Saved entries:
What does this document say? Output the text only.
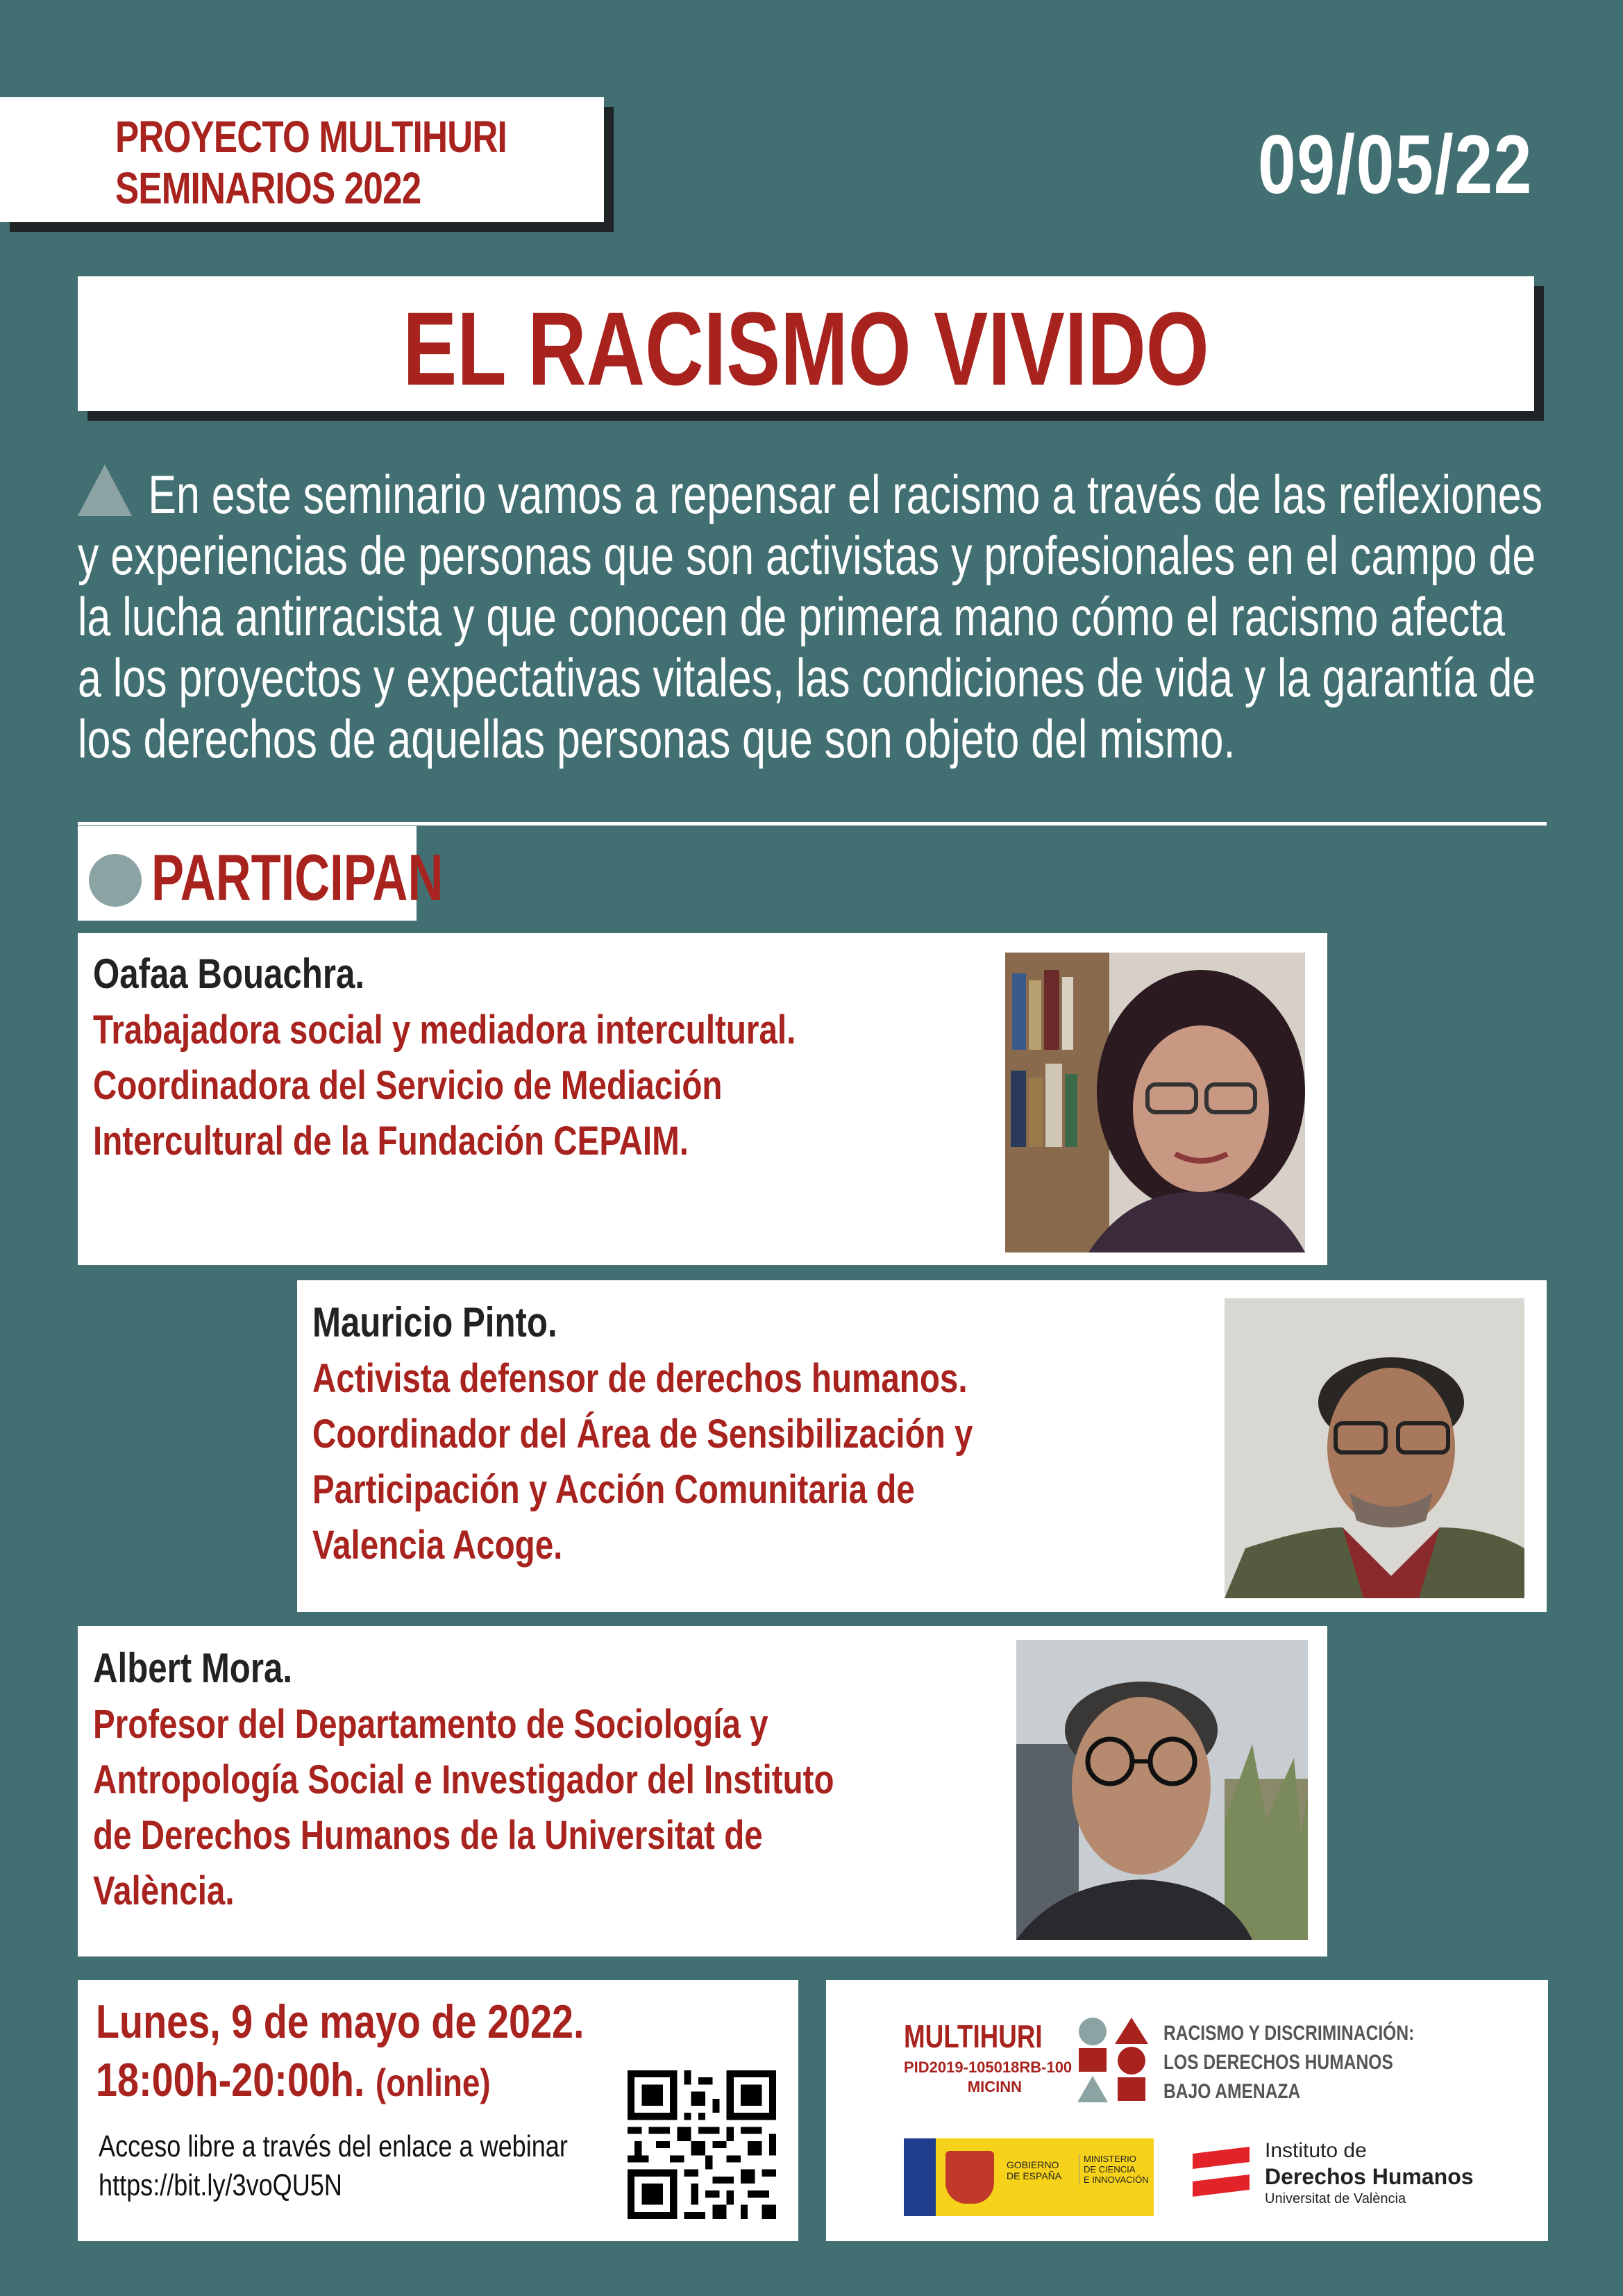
PROYECTO MULTIHURI
SEMINARIOS 2022	09/05/22
EL RACISMO VIVIDO

En este seminario vamos a repensar el racismo a través de las reflexiones
y experiencias de personas que son activistas y profesionales en el campo de
la lucha antirracista y que conocen de primera mano cómo el racismo afecta
a los proyectos y expectativas vitales, las condiciones de vida y la garantía de
los derechos de aquellas personas que son objeto del mismo.

PARTICIPAN
Oafaa Bouachra.
Trabajadora social y mediadora intercultural.
Coordinadora del Servicio de Mediación
Intercultural de la Fundación CEPAIM.
Mauricio Pinto.
Activista defensor de derechos humanos.
Coordinador del Área de Sensibilización y
Participación y Acción Comunitaria de
Valencia Acoge.
Albert Mora.
Profesor del Departamento de Sociología y
Antropología Social e Investigador del Instituto
de Derechos Humanos de la Universitat de
València.
Lunes, 9 de mayo de 2022.
18:00h-20:00h. (online)
Acceso libre a través del enlace a webinar
https://bit.ly/3voQU5N
MULTIHURI
PID2019-105018RB-100
MICINN
RACISMO Y DISCRIMINACIÓN:
LOS DERECHOS HUMANOS
BAJO AMENAZA
GOBIERNO
DE ESPAÑA
MINISTERIO
DE CIENCIA
E INNOVACIÓN
Instituto de
Derechos Humanos
Universitat de València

• [EXERCISE PROMPT]:
Write out all the entries exactly, except for the pictures.

• [FINAL ANSWER]:
What does this document say? Output the text only.
PROYECTO MULTIHURI
SEMINARIOS 2022	09/05/22
EL RACISMO VIVIDO

En este seminario vamos a repensar el racismo a través de las reflexiones
y experiencias de personas que son activistas y profesionales en el campo de
la lucha antirracista y que conocen de primera mano cómo el racismo afecta
a los proyectos y expectativas vitales, las condiciones de vida y la garantía de
los derechos de aquellas personas que son objeto del mismo.

PARTICIPAN
Oafaa Bouachra.
Trabajadora social y mediadora intercultural.
Coordinadora del Servicio de Mediación
Intercultural de la Fundación CEPAIM.
Mauricio Pinto.
Activista defensor de derechos humanos.
Coordinador del Área de Sensibilización y
Participación y Acción Comunitaria de
Valencia Acoge.
Albert Mora.
Profesor del Departamento de Sociología y
Antropología Social e Investigador del Instituto
de Derechos Humanos de la Universitat de
València.
Lunes, 9 de mayo de 2022.
18:00h-20:00h. (online)
Acceso libre a través del enlace a webinar
https://bit.ly/3voQU5N
MULTIHURI
PID2019-105018RB-100
MICINN
RACISMO Y DISCRIMINACIÓN:
LOS DERECHOS HUMANOS
BAJO AMENAZA
GOBIERNO
DE ESPAÑA
MINISTERIO
DE CIENCIA
E INNOVACIÓN
Instituto de
Derechos Humanos
Universitat de València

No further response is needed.